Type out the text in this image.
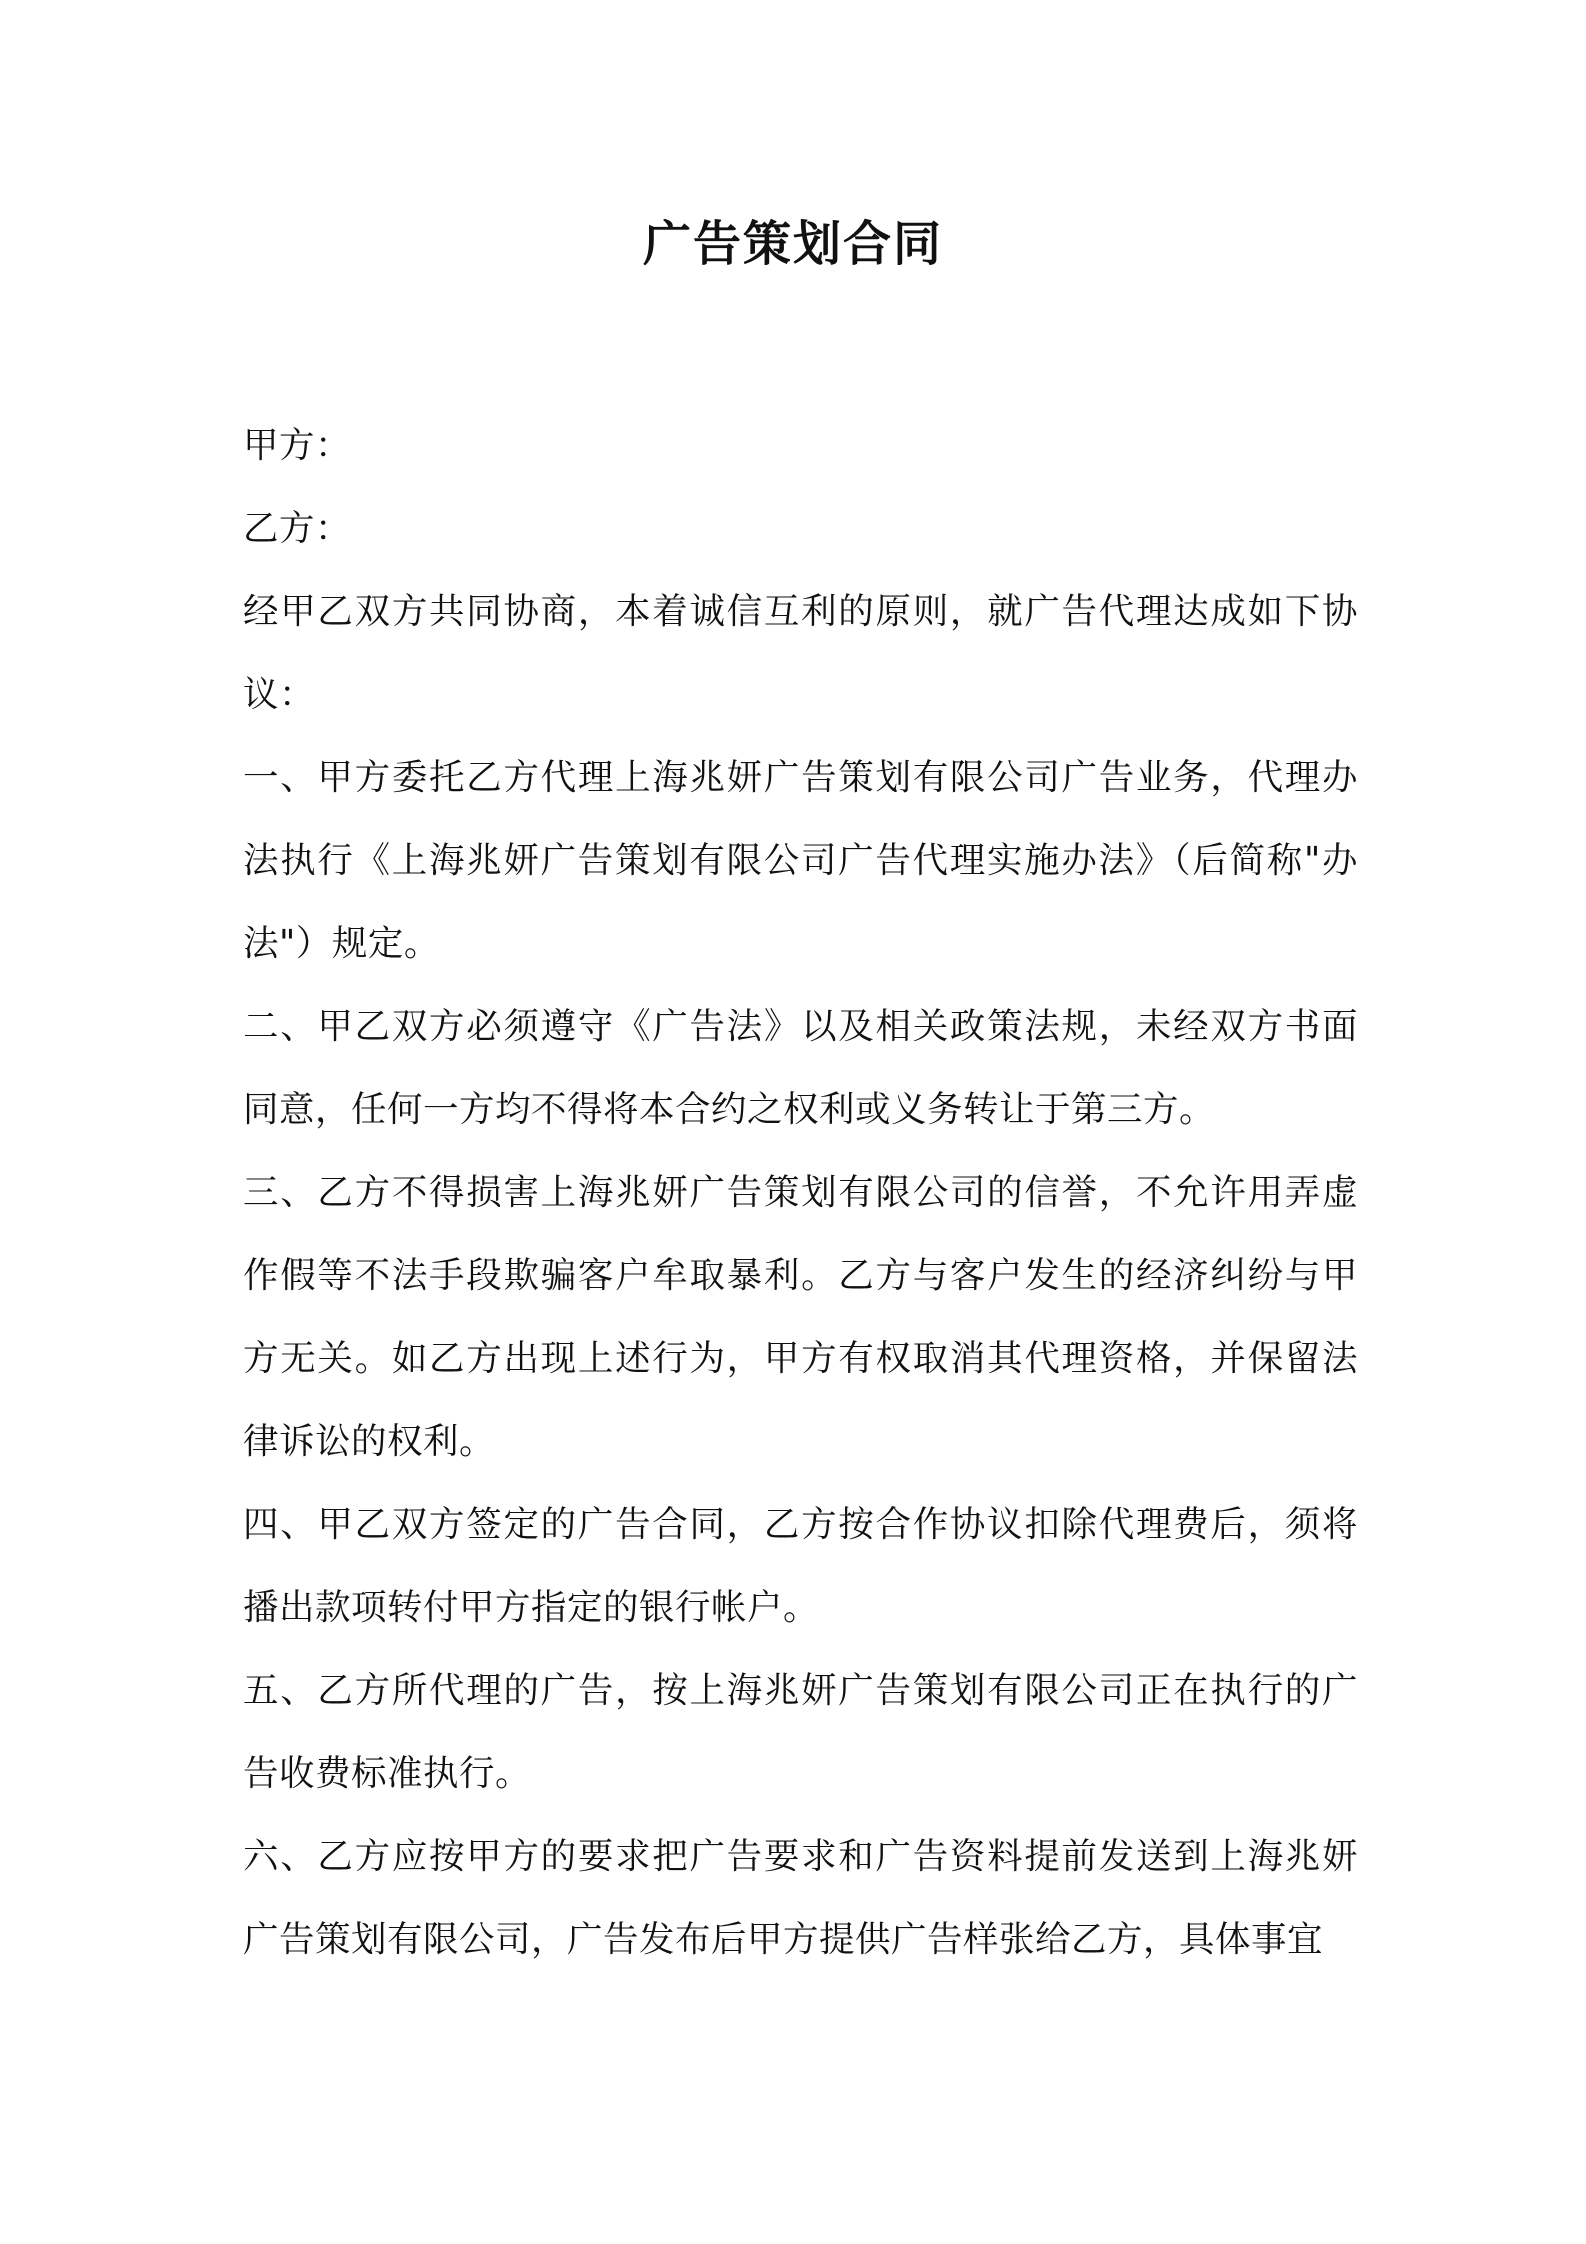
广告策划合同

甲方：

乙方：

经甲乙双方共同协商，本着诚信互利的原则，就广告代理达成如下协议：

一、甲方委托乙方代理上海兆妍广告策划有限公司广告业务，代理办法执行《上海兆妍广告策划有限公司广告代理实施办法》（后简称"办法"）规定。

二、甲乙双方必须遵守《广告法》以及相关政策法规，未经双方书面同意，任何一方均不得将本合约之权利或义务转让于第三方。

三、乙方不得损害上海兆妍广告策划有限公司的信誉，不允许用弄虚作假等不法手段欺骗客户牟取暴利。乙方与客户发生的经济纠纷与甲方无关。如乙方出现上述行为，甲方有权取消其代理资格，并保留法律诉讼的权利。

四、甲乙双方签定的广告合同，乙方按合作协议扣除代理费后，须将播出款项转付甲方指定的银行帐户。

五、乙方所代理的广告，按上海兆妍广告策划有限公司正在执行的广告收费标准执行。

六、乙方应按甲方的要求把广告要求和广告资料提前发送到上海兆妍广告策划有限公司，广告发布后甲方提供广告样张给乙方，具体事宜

Problem details >> Write out all the entries again, word for word, and print no images.

Written reply >>
Type out the text in this image.
广告策划合同

甲方：

乙方：

经甲乙双方共同协商，本着诚信互利的原则，就广告代理达成如下协议：

一、甲方委托乙方代理上海兆妍广告策划有限公司广告业务，代理办法执行《上海兆妍广告策划有限公司广告代理实施办法》（后简称"办法"）规定。

二、甲乙双方必须遵守《广告法》以及相关政策法规，未经双方书面同意，任何一方均不得将本合约之权利或义务转让于第三方。

三、乙方不得损害上海兆妍广告策划有限公司的信誉，不允许用弄虚作假等不法手段欺骗客户牟取暴利。乙方与客户发生的经济纠纷与甲方无关。如乙方出现上述行为，甲方有权取消其代理资格，并保留法律诉讼的权利。

四、甲乙双方签定的广告合同，乙方按合作协议扣除代理费后，须将播出款项转付甲方指定的银行帐户。

五、乙方所代理的广告，按上海兆妍广告策划有限公司正在执行的广告收费标准执行。

六、乙方应按甲方的要求把广告要求和广告资料提前发送到上海兆妍广告策划有限公司，广告发布后甲方提供广告样张给乙方，具体事宜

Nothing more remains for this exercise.